(Goal): Set down the records once more, please, exactly and with the pictures left out.

════════════════════

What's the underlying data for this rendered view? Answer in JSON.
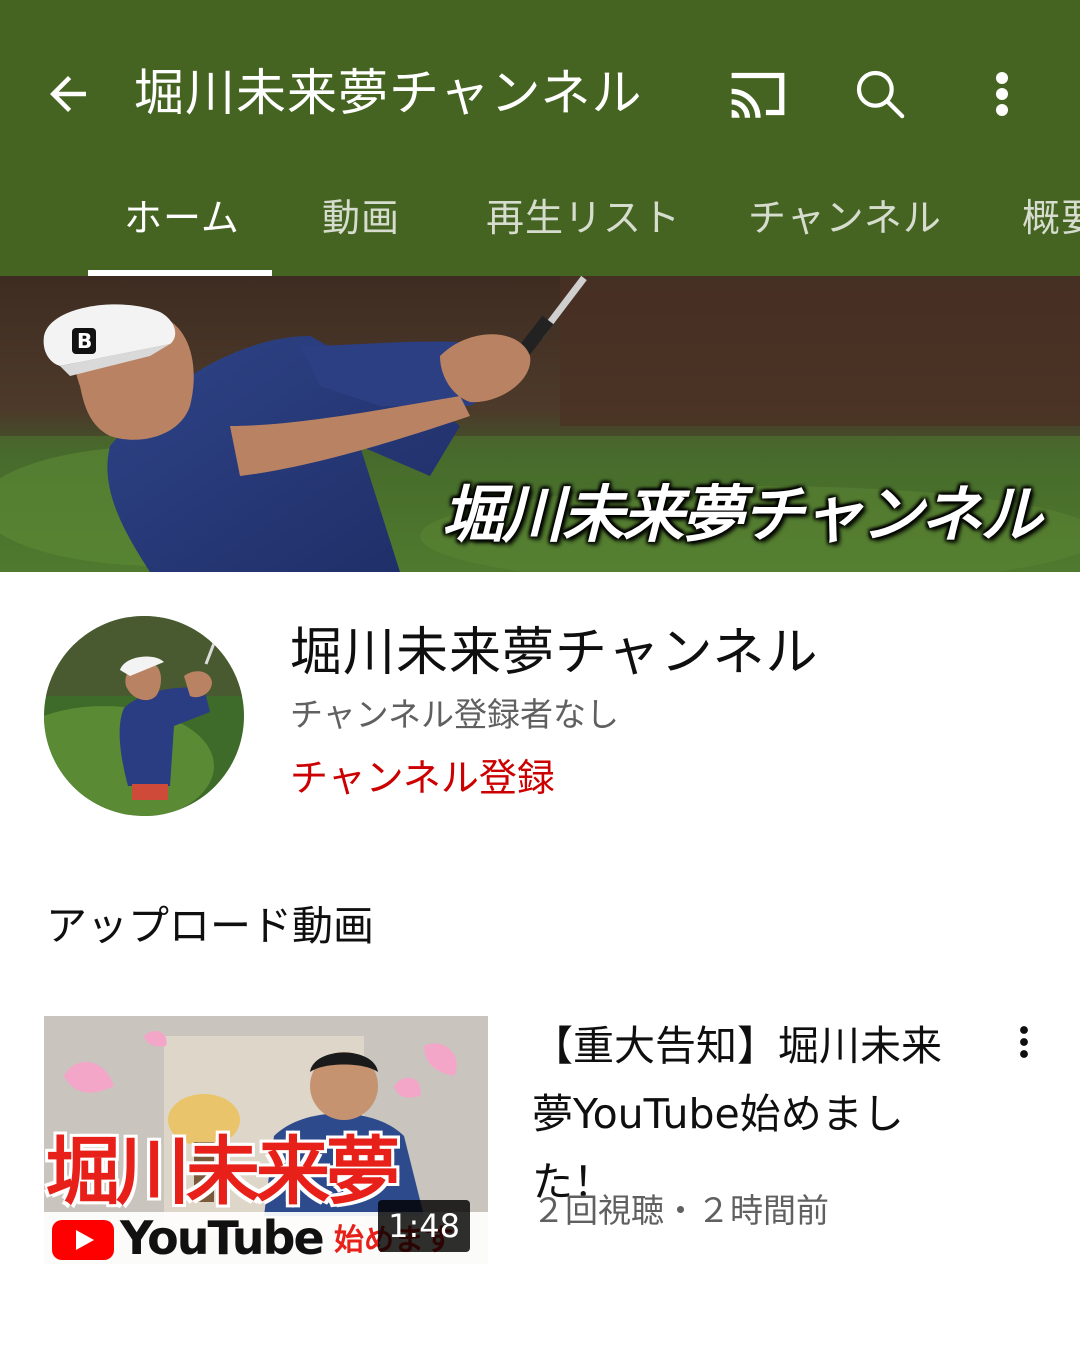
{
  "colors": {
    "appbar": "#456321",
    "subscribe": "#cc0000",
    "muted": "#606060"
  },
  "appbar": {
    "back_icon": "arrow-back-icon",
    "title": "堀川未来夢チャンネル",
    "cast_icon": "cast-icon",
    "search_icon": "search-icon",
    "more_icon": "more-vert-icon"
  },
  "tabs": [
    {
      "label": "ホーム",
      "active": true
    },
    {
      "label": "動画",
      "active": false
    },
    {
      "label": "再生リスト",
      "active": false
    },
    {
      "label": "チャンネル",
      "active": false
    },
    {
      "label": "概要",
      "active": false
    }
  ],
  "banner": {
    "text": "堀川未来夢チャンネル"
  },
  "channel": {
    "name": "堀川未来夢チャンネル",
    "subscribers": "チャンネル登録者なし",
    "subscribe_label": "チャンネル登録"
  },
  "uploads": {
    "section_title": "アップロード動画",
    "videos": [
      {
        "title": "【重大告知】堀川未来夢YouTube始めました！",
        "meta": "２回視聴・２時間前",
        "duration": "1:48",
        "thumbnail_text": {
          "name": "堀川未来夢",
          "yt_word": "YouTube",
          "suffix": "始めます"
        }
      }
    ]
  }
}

════════════════════

(Written solution):
What's the underlying data for this rendered view? Answer in JSON.
{
  "colors": {
    "appbar": "#456321",
    "subscribe": "#cc0000",
    "muted": "#606060"
  },
  "appbar": {
    "back_icon": "arrow-back-icon",
    "title": "堀川未来夢チャンネル",
    "cast_icon": "cast-icon",
    "search_icon": "search-icon",
    "more_icon": "more-vert-icon"
  },
  "tabs": [
    {
      "label": "ホーム",
      "active": true
    },
    {
      "label": "動画",
      "active": false
    },
    {
      "label": "再生リスト",
      "active": false
    },
    {
      "label": "チャンネル",
      "active": false
    },
    {
      "label": "概要",
      "active": false
    }
  ],
  "banner": {
    "text": "堀川未来夢チャンネル"
  },
  "channel": {
    "name": "堀川未来夢チャンネル",
    "subscribers": "チャンネル登録者なし",
    "subscribe_label": "チャンネル登録"
  },
  "uploads": {
    "section_title": "アップロード動画",
    "videos": [
      {
        "title": "【重大告知】堀川未来夢YouTube始めました！",
        "meta": "２回視聴・２時間前",
        "duration": "1:48",
        "thumbnail_text": {
          "name": "堀川未来夢",
          "yt_word": "YouTube",
          "suffix": "始めます"
        }
      }
    ]
  }
}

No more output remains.